READING PASSAGE →
········

Studio album by Jinny Ng
- Released: 28 May 2012
- Recorded: 2011–2012
- Genre: Cantopop
- Length: 40:38
- Language: Cantonese
- Label: Stars Shine International

Jinny Ng chronology
| Love Diary (2010) | Blue Sky (2012) | I Learned (2013) |

Singles from Blue Sky
- "Day 1 (After Breakup)" Released: 21 May 2012; "My Heart Isn't Broken" Released: 15 June 2012; "Can't Let You Go" Released: 19 September 2012;

= Blue Sky (Jinny Ng album) =

Blue Sky is the first studio album from Hong Kong singer-songwriter Jinny Ng released on 28 May 2012. The album consists of 3 lead singles were "Day 1 (After Breakup)", "My Heart Isn't Broken" and "Can't Let You Go", as well as the cover of "No More Tears" by Anita Mui and "Soulmate" collaborating with Alfred Hui.

········

(Document understanding data)
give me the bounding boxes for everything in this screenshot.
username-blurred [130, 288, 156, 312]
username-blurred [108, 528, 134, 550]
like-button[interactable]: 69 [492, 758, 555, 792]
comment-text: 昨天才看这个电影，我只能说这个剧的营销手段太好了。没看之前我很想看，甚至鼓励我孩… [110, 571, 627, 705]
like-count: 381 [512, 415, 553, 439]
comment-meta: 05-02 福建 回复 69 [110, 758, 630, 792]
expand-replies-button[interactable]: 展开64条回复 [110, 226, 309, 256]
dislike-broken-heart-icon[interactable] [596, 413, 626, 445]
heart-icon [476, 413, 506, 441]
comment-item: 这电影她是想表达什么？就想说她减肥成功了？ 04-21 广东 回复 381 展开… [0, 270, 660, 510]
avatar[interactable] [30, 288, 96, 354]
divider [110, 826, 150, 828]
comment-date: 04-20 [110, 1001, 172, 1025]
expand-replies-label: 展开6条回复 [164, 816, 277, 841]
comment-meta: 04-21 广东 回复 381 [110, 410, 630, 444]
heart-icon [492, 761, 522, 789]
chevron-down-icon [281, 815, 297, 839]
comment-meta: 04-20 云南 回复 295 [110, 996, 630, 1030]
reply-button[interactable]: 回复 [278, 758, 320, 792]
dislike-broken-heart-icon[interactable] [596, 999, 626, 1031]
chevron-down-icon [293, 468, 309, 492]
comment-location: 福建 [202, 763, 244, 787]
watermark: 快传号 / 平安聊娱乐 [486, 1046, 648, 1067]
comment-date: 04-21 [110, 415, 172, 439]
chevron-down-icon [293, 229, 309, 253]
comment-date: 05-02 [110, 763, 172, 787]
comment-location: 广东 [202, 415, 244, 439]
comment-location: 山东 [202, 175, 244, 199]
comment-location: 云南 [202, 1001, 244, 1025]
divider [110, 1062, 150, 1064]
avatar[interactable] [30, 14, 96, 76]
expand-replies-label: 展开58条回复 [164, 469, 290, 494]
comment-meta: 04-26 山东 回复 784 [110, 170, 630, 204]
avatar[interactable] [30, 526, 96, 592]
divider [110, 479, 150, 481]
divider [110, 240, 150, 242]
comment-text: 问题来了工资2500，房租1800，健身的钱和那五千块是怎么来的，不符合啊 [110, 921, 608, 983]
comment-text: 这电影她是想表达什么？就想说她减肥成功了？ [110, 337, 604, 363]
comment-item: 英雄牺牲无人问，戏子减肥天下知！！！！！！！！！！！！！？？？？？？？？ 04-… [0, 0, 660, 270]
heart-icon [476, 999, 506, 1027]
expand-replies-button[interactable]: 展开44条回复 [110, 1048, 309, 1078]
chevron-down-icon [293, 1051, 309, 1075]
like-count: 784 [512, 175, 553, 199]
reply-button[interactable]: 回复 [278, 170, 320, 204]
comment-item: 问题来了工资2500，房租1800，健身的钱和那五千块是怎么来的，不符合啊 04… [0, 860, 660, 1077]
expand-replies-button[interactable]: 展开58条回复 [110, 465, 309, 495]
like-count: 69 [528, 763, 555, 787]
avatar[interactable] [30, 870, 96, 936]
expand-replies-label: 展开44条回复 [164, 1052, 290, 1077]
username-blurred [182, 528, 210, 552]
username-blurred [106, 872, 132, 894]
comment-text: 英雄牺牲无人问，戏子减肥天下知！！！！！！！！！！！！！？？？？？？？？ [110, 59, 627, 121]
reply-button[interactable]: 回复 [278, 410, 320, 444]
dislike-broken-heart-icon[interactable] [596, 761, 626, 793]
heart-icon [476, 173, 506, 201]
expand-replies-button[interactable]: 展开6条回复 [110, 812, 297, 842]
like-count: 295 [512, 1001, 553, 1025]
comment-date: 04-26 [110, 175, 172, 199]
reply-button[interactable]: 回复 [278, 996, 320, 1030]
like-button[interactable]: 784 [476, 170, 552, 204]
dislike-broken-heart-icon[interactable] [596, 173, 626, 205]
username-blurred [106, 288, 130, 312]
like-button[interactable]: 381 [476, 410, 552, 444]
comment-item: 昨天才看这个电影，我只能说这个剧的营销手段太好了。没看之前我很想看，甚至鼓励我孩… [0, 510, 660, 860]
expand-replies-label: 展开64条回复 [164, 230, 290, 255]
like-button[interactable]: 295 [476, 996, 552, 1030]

········

QUESTIONS →
a. In two sentences, summarize the text about the album Blue Sky.
b. Quote the text about the album Blue Sky from "Singles from Blue" to "with Alfred Hui.".
Rely only on the text about the album Blue Sky, not on the data.

TASK-BY-TASK ANSWERS →
a. Blue Sky is the first studio album from Hong Kong singer-songwriter Jinny Ng, a Cantopop record in Cantonese released on 28 May 2012 by Stars Shine International. Its three lead singles were "Day 1 (After Breakup)", "My Heart Isn't Broken" and "Can't Let You Go", and it also includes a cover of Anita Mui's "No More Tears" and "Soulmate", a collaboration with Alfred Hui.

b.
Singles from Blue Sky
- "Day 1 (After Breakup)" Released: 21 May 2012; "My Heart Isn't Broken" Released: 15 June 2012; "Can't Let You Go" Released: 19 September 2012;

= Blue Sky (Jinny Ng album) =

Blue Sky is the first studio album from Hong Kong singer-songwriter Jinny Ng released on 28 May 2012. The album consists of 3 lead singles were "Day 1 (After Breakup)", "My Heart Isn't Broken" and "Can't Let You Go", as well as the cover of "No More Tears" by Anita Mui and "Soulmate" collaborating with Alfred Hui.